-- Begin The data --
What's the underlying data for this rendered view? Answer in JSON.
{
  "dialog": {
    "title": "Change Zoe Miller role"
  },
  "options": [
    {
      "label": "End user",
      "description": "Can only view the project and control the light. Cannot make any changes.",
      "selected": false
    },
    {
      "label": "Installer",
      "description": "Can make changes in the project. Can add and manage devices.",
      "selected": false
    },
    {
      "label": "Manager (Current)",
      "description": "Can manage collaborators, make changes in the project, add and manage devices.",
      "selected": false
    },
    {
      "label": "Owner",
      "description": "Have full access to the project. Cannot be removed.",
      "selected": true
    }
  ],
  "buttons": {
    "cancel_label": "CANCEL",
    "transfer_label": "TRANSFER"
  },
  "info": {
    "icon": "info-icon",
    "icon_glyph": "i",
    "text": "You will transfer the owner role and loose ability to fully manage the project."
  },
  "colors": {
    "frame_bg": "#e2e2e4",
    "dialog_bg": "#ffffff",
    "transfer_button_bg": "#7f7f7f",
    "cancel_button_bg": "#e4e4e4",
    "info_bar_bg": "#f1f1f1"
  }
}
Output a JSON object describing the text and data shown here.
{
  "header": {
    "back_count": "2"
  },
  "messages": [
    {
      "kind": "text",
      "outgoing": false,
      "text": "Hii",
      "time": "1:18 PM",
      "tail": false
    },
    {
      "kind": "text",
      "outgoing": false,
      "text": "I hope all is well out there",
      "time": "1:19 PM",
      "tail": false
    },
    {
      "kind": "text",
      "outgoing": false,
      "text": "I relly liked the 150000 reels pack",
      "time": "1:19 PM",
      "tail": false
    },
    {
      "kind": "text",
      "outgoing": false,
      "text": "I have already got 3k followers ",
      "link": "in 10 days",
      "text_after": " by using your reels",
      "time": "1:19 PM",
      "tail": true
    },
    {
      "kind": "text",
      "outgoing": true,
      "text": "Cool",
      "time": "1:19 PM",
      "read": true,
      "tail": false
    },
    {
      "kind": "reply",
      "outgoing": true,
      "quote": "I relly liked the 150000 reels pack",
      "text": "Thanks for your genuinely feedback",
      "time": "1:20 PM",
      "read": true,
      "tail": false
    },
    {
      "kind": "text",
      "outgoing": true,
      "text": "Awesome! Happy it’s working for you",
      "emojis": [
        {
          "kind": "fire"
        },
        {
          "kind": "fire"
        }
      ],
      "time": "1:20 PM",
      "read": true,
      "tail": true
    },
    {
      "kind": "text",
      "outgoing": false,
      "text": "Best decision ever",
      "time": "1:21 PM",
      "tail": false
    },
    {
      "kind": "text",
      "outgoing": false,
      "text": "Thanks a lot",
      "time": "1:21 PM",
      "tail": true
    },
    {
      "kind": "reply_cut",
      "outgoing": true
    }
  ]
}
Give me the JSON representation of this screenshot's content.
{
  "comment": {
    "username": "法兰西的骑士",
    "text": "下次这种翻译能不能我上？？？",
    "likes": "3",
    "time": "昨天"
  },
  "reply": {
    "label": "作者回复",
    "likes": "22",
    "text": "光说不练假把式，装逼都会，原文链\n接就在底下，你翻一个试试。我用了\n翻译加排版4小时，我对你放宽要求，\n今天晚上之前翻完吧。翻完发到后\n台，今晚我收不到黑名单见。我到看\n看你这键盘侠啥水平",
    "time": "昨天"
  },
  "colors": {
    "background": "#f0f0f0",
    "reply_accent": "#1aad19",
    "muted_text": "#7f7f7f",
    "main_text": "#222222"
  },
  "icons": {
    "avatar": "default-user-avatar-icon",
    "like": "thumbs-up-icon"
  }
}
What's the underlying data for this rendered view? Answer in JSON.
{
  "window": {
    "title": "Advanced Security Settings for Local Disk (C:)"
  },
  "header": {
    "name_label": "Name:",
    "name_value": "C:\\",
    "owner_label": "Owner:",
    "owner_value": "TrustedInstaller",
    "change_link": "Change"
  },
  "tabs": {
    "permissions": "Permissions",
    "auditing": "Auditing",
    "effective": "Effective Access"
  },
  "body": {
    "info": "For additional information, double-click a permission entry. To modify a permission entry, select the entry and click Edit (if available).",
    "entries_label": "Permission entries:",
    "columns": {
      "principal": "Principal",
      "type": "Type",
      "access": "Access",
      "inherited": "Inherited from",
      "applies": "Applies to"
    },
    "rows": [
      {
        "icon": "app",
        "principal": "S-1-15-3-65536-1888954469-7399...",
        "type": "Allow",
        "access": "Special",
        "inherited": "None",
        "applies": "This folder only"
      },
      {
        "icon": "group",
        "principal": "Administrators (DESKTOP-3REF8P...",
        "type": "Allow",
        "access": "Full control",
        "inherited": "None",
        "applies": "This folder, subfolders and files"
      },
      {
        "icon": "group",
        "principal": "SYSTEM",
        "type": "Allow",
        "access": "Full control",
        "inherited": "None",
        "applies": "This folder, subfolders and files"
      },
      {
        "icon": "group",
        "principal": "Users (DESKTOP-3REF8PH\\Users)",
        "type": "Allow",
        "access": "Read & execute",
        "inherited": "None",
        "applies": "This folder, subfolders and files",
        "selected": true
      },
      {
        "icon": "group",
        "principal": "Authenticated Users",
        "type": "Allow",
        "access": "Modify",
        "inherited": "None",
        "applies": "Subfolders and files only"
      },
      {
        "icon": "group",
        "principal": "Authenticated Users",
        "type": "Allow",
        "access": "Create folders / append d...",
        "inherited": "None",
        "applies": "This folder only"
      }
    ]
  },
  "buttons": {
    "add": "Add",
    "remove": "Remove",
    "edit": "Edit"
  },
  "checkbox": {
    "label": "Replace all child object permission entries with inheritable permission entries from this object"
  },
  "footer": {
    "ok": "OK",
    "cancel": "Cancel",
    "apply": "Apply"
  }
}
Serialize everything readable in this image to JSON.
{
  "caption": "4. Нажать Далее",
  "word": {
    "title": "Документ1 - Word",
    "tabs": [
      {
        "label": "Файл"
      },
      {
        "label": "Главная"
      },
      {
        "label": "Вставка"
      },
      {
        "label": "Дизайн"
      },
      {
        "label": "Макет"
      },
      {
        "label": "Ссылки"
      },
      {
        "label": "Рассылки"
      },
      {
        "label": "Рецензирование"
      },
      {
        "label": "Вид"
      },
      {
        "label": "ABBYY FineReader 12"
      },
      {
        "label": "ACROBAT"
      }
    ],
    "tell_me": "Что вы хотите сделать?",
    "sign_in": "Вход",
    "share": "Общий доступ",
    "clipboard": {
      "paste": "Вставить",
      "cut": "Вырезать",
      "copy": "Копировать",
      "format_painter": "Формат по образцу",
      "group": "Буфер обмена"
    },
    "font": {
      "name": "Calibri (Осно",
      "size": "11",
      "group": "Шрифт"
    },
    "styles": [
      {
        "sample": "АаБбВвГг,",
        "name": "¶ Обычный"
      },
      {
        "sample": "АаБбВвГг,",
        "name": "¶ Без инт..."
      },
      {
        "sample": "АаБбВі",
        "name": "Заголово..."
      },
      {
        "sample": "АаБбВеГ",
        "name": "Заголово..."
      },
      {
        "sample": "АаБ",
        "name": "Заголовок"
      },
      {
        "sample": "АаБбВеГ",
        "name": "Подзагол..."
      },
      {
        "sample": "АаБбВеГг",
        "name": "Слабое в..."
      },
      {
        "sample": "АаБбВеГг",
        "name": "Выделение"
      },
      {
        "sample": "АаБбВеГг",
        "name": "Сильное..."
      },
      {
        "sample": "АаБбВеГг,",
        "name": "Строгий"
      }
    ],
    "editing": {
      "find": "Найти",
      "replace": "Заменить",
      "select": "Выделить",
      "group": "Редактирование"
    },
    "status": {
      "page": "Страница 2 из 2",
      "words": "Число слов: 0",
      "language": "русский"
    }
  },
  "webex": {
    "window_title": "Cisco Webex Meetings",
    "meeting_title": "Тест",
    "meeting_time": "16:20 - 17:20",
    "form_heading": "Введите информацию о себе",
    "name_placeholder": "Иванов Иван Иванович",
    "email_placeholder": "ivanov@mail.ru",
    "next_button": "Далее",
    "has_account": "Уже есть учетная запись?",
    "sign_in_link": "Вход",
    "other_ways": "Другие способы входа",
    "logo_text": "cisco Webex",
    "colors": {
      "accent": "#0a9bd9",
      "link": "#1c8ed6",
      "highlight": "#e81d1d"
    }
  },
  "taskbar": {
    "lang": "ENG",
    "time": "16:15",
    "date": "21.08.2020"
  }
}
-- End The data --
Set exercise: Find the count of lines in the data above where the string "Thanks" occurs. Provide that number alone.

Completed task: 2